**Set task:**
List every line in this data where the string "Canadian" occurs.

**Data shown:**
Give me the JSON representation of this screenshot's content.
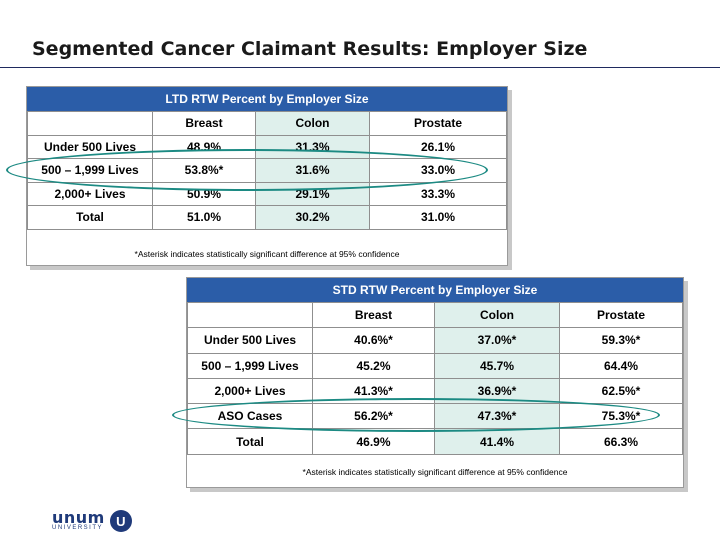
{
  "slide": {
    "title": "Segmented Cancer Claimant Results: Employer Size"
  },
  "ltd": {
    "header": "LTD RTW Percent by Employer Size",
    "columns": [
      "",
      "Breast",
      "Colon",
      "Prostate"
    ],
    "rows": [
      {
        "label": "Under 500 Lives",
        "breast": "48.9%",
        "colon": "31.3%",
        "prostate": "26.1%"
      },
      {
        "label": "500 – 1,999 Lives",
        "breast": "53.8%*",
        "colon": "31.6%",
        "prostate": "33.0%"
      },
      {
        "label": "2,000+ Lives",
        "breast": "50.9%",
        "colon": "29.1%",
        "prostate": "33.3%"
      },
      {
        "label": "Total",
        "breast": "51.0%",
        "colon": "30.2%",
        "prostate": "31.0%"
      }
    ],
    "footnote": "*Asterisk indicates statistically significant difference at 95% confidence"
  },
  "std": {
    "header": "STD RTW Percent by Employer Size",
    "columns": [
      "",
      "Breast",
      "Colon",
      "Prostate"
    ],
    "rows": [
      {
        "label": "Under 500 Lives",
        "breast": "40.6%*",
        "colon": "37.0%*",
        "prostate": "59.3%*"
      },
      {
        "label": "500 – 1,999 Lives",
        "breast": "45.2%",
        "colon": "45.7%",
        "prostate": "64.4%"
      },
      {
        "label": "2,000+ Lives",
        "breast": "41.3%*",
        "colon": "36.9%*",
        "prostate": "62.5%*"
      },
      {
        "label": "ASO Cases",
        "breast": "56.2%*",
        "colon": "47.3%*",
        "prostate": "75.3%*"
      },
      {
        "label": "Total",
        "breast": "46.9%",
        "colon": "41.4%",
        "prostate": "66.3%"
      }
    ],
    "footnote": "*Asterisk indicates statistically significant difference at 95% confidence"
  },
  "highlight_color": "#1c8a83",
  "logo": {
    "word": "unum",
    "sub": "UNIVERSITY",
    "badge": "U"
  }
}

* * *

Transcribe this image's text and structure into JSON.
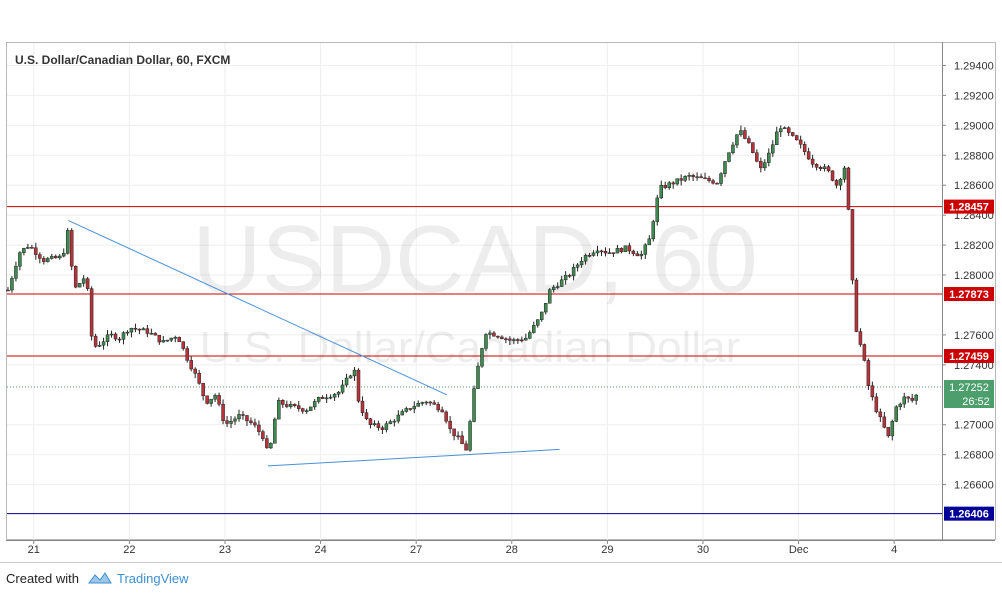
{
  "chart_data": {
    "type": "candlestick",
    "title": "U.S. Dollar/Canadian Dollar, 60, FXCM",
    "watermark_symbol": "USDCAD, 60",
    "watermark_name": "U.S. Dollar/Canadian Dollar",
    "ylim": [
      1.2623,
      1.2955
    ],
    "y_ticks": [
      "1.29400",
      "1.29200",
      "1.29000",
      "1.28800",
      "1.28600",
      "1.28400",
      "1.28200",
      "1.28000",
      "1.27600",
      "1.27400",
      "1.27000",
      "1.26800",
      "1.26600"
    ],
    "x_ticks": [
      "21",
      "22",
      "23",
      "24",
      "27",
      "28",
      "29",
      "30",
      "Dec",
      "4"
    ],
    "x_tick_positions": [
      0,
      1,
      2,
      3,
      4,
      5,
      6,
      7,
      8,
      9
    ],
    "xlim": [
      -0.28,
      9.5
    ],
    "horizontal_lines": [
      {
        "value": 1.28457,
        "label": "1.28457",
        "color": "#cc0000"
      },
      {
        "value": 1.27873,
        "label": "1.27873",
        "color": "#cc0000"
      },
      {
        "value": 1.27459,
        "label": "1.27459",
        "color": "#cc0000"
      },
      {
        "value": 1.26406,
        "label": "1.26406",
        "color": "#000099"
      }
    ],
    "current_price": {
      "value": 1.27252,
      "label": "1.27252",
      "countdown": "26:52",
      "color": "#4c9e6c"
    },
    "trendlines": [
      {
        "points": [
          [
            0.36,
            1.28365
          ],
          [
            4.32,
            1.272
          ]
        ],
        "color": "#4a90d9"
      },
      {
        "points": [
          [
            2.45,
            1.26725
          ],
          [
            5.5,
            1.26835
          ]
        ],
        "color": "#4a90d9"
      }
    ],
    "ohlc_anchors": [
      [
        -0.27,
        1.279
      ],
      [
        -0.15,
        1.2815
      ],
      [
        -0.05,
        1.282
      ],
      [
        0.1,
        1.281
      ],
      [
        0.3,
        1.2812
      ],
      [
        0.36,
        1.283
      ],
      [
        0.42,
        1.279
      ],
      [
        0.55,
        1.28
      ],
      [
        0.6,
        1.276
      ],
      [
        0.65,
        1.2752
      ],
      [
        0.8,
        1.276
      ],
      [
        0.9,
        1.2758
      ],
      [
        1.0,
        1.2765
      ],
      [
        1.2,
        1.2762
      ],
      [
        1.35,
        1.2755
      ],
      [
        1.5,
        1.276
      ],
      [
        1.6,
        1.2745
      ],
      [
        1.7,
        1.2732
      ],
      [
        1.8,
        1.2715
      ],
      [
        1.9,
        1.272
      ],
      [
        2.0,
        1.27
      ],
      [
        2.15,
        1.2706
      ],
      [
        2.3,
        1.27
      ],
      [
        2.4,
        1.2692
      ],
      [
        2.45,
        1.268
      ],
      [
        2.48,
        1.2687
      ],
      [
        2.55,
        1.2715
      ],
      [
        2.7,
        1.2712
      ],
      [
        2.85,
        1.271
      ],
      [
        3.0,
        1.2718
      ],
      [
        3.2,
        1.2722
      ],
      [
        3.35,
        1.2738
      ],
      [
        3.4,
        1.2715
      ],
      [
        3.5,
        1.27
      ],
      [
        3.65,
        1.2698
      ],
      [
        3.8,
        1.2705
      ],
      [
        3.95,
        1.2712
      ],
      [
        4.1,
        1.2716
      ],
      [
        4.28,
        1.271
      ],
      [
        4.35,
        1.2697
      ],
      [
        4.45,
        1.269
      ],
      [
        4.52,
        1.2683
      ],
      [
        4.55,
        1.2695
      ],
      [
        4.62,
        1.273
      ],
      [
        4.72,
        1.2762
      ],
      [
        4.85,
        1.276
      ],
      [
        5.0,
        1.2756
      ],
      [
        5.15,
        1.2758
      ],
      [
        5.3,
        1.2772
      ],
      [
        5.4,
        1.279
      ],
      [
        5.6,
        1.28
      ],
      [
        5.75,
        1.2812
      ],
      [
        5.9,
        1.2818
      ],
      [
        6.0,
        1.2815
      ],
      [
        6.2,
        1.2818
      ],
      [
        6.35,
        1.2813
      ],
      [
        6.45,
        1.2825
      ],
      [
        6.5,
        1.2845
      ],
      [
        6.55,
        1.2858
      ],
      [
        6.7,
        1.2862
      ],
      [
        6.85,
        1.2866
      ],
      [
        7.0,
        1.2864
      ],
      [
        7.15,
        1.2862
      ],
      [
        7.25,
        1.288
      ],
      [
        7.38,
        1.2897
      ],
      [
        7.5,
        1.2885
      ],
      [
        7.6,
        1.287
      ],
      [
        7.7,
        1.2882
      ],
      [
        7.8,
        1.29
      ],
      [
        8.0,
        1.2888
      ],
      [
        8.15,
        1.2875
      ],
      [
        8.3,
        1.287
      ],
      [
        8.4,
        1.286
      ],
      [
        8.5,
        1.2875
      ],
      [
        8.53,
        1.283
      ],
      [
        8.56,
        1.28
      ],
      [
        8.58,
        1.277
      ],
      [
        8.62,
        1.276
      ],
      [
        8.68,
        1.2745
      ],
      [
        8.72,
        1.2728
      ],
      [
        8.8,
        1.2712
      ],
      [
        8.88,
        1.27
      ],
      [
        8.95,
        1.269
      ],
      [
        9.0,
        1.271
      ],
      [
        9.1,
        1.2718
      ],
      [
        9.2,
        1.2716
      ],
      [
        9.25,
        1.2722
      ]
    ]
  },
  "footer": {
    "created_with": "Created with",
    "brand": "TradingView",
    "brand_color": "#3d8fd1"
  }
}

--

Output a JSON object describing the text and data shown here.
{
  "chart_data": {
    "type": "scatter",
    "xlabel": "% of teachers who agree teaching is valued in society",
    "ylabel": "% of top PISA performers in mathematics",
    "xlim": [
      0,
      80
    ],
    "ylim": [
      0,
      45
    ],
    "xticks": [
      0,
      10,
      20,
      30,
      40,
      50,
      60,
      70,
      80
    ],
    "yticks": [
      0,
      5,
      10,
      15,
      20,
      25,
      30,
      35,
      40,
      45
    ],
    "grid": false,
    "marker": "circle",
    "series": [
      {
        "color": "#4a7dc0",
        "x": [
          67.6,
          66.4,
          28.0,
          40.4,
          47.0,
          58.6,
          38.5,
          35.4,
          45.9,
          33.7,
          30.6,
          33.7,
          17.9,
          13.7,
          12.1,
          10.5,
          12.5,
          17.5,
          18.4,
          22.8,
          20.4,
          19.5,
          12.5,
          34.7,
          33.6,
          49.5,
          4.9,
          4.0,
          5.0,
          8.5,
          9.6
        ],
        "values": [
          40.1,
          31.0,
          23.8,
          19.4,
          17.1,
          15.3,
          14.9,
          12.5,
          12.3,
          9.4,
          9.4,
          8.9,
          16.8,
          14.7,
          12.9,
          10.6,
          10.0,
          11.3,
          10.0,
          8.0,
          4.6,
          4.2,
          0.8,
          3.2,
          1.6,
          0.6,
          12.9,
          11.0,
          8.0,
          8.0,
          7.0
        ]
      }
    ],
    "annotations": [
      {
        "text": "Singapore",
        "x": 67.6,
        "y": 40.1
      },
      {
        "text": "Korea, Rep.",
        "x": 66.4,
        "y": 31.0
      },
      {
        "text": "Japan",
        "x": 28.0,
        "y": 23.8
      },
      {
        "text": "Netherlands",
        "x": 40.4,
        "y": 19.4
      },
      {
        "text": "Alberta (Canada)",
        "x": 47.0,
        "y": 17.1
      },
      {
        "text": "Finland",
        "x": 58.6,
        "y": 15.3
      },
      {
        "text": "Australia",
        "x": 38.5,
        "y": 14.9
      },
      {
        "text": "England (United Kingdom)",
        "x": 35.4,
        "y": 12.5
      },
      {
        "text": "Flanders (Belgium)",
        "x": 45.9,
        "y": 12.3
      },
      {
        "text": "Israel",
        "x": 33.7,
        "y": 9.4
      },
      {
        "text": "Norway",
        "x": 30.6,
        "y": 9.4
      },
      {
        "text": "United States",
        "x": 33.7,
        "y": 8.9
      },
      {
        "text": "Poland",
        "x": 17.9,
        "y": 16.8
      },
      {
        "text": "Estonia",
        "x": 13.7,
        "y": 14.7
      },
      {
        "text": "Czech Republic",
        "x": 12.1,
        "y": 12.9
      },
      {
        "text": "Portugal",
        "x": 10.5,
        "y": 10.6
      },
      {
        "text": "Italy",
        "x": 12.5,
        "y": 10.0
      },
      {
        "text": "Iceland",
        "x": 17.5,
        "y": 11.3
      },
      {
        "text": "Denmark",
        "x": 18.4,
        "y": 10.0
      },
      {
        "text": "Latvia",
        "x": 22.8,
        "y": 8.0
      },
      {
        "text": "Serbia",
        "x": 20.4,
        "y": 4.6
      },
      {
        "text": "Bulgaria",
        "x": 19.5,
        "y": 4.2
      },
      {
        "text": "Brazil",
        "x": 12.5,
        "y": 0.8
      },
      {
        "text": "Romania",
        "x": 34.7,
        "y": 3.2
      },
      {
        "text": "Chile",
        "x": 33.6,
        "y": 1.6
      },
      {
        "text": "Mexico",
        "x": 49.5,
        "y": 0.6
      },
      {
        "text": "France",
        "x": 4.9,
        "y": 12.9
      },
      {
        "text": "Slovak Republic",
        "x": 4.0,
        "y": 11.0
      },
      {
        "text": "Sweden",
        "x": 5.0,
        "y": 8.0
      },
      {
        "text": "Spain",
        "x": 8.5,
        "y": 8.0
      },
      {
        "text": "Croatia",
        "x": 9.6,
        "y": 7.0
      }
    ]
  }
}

**Final result:**
    "title": "U.S. Dollar/Canadian Dollar, 60, FXCM",
    "watermark_name": "U.S. Dollar/Canadian Dollar",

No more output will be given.